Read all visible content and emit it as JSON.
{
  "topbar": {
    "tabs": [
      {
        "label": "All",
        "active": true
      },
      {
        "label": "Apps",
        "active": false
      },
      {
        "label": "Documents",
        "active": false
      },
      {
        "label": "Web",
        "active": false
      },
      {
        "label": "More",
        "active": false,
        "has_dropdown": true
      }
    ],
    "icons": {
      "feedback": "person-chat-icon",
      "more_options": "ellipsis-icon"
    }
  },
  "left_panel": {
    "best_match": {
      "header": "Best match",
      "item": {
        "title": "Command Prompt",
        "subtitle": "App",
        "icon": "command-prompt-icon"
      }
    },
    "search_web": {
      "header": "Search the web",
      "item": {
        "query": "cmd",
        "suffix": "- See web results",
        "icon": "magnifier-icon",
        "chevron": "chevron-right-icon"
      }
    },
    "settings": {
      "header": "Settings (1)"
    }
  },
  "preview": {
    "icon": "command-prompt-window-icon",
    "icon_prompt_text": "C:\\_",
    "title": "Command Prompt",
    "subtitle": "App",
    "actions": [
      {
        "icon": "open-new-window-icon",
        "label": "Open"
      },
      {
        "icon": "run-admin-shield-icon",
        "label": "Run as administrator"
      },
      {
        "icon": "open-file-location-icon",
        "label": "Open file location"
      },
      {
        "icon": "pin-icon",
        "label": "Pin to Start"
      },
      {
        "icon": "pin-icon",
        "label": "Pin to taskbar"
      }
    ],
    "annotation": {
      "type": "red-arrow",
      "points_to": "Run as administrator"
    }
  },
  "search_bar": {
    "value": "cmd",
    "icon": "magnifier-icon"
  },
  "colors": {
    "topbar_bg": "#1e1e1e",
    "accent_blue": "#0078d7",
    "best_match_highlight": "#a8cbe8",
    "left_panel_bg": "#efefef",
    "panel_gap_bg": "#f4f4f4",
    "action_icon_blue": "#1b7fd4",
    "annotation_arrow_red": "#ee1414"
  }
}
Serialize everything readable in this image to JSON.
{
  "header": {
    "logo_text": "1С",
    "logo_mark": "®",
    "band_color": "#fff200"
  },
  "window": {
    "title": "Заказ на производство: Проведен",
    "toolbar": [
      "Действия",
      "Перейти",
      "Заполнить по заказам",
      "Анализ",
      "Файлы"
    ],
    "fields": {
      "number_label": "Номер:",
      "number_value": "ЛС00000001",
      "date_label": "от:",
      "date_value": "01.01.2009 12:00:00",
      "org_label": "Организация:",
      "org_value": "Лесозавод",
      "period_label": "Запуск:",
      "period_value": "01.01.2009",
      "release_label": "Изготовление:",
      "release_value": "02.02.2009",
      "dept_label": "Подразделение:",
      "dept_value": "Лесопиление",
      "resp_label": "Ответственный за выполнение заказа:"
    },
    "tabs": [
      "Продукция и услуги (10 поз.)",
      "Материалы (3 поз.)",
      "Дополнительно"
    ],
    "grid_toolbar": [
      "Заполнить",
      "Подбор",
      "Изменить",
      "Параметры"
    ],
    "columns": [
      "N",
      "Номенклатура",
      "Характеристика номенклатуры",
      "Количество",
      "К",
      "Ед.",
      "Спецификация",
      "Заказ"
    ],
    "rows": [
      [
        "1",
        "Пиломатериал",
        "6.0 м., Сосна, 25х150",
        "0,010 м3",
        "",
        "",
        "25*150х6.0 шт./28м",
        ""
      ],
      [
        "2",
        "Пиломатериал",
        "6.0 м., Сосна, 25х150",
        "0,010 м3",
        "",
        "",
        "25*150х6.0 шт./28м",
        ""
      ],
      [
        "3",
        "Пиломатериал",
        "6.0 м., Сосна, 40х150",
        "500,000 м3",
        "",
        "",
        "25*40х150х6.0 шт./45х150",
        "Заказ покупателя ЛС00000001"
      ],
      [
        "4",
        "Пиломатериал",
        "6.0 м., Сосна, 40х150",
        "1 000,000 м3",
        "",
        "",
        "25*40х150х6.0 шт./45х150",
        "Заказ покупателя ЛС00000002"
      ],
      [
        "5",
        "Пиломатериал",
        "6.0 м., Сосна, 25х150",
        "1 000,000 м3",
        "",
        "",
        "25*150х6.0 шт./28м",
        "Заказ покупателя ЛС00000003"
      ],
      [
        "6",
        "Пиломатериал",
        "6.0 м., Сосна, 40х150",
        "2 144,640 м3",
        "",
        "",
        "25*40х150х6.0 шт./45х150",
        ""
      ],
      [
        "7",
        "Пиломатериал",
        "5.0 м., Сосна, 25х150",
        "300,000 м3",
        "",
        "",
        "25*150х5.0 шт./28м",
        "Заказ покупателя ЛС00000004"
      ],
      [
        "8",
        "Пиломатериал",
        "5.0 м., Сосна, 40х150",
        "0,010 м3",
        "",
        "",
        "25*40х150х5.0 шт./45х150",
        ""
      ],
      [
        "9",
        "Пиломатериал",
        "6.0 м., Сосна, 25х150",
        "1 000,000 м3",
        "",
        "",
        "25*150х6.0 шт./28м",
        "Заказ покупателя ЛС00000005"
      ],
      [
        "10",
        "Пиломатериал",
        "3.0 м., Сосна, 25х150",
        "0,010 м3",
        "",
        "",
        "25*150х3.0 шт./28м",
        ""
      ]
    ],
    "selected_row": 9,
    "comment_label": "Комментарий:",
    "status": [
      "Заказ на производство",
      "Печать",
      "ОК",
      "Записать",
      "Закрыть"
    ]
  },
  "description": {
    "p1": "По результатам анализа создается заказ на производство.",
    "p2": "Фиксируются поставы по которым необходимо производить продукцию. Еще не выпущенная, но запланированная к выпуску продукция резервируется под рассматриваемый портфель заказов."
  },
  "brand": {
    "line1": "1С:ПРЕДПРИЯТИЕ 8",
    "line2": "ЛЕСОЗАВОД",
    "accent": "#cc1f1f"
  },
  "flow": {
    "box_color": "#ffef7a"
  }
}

•••••

→ Objective
Copy the data above in full, character for character.

→ Written answer
Read all visible content and emit it as JSON.
{
  "topbar": {
    "tabs": [
      {
        "label": "All",
        "active": true
      },
      {
        "label": "Apps",
        "active": false
      },
      {
        "label": "Documents",
        "active": false
      },
      {
        "label": "Web",
        "active": false
      },
      {
        "label": "More",
        "active": false,
        "has_dropdown": true
      }
    ],
    "icons": {
      "feedback": "person-chat-icon",
      "more_options": "ellipsis-icon"
    }
  },
  "left_panel": {
    "best_match": {
      "header": "Best match",
      "item": {
        "title": "Command Prompt",
        "subtitle": "App",
        "icon": "command-prompt-icon"
      }
    },
    "search_web": {
      "header": "Search the web",
      "item": {
        "query": "cmd",
        "suffix": "- See web results",
        "icon": "magnifier-icon",
        "chevron": "chevron-right-icon"
      }
    },
    "settings": {
      "header": "Settings (1)"
    }
  },
  "preview": {
    "icon": "command-prompt-window-icon",
    "icon_prompt_text": "C:\\_",
    "title": "Command Prompt",
    "subtitle": "App",
    "actions": [
      {
        "icon": "open-new-window-icon",
        "label": "Open"
      },
      {
        "icon": "run-admin-shield-icon",
        "label": "Run as administrator"
      },
      {
        "icon": "open-file-location-icon",
        "label": "Open file location"
      },
      {
        "icon": "pin-icon",
        "label": "Pin to Start"
      },
      {
        "icon": "pin-icon",
        "label": "Pin to taskbar"
      }
    ],
    "annotation": {
      "type": "red-arrow",
      "points_to": "Run as administrator"
    }
  },
  "search_bar": {
    "value": "cmd",
    "icon": "magnifier-icon"
  },
  "colors": {
    "topbar_bg": "#1e1e1e",
    "accent_blue": "#0078d7",
    "best_match_highlight": "#a8cbe8",
    "left_panel_bg": "#efefef",
    "panel_gap_bg": "#f4f4f4",
    "action_icon_blue": "#1b7fd4",
    "annotation_arrow_red": "#ee1414"
  }
}
Serialize everything readable in this image to JSON.
{
  "header": {
    "logo_text": "1С",
    "logo_mark": "®",
    "band_color": "#fff200"
  },
  "window": {
    "title": "Заказ на производство: Проведен",
    "toolbar": [
      "Действия",
      "Перейти",
      "Заполнить по заказам",
      "Анализ",
      "Файлы"
    ],
    "fields": {
      "number_label": "Номер:",
      "number_value": "ЛС00000001",
      "date_label": "от:",
      "date_value": "01.01.2009 12:00:00",
      "org_label": "Организация:",
      "org_value": "Лесозавод",
      "period_label": "Запуск:",
      "period_value": "01.01.2009",
      "release_label": "Изготовление:",
      "release_value": "02.02.2009",
      "dept_label": "Подразделение:",
      "dept_value": "Лесопиление",
      "resp_label": "Ответственный за выполнение заказа:"
    },
    "tabs": [
      "Продукция и услуги (10 поз.)",
      "Материалы (3 поз.)",
      "Дополнительно"
    ],
    "grid_toolbar": [
      "Заполнить",
      "Подбор",
      "Изменить",
      "Параметры"
    ],
    "columns": [
      "N",
      "Номенклатура",
      "Характеристика номенклатуры",
      "Количество",
      "К",
      "Ед.",
      "Спецификация",
      "Заказ"
    ],
    "rows": [
      [
        "1",
        "Пиломатериал",
        "6.0 м., Сосна, 25х150",
        "0,010 м3",
        "",
        "",
        "25*150х6.0 шт./28м",
        ""
      ],
      [
        "2",
        "Пиломатериал",
        "6.0 м., Сосна, 25х150",
        "0,010 м3",
        "",
        "",
        "25*150х6.0 шт./28м",
        ""
      ],
      [
        "3",
        "Пиломатериал",
        "6.0 м., Сосна, 40х150",
        "500,000 м3",
        "",
        "",
        "25*40х150х6.0 шт./45х150",
        "Заказ покупателя ЛС00000001"
      ],
      [
        "4",
        "Пиломатериал",
        "6.0 м., Сосна, 40х150",
        "1 000,000 м3",
        "",
        "",
        "25*40х150х6.0 шт./45х150",
        "Заказ покупателя ЛС00000002"
      ],
      [
        "5",
        "Пиломатериал",
        "6.0 м., Сосна, 25х150",
        "1 000,000 м3",
        "",
        "",
        "25*150х6.0 шт./28м",
        "Заказ покупателя ЛС00000003"
      ],
      [
        "6",
        "Пиломатериал",
        "6.0 м., Сосна, 40х150",
        "2 144,640 м3",
        "",
        "",
        "25*40х150х6.0 шт./45х150",
        ""
      ],
      [
        "7",
        "Пиломатериал",
        "5.0 м., Сосна, 25х150",
        "300,000 м3",
        "",
        "",
        "25*150х5.0 шт./28м",
        "Заказ покупателя ЛС00000004"
      ],
      [
        "8",
        "Пиломатериал",
        "5.0 м., Сосна, 40х150",
        "0,010 м3",
        "",
        "",
        "25*40х150х5.0 шт./45х150",
        ""
      ],
      [
        "9",
        "Пиломатериал",
        "6.0 м., Сосна, 25х150",
        "1 000,000 м3",
        "",
        "",
        "25*150х6.0 шт./28м",
        "Заказ покупателя ЛС00000005"
      ],
      [
        "10",
        "Пиломатериал",
        "3.0 м., Сосна, 25х150",
        "0,010 м3",
        "",
        "",
        "25*150х3.0 шт./28м",
        ""
      ]
    ],
    "selected_row": 9,
    "comment_label": "Комментарий:",
    "status": [
      "Заказ на производство",
      "Печать",
      "ОК",
      "Записать",
      "Закрыть"
    ]
  },
  "description": {
    "p1": "По результатам анализа создается заказ на производство.",
    "p2": "Фиксируются поставы по которым необходимо производить продукцию. Еще не выпущенная, но запланированная к выпуску продукция резервируется под рассматриваемый портфель заказов."
  },
  "brand": {
    "line1": "1С:ПРЕДПРИЯТИЕ 8",
    "line2": "ЛЕСОЗАВОД",
    "accent": "#cc1f1f"
  },
  "flow": {
    "box_color": "#ffef7a"
  }
}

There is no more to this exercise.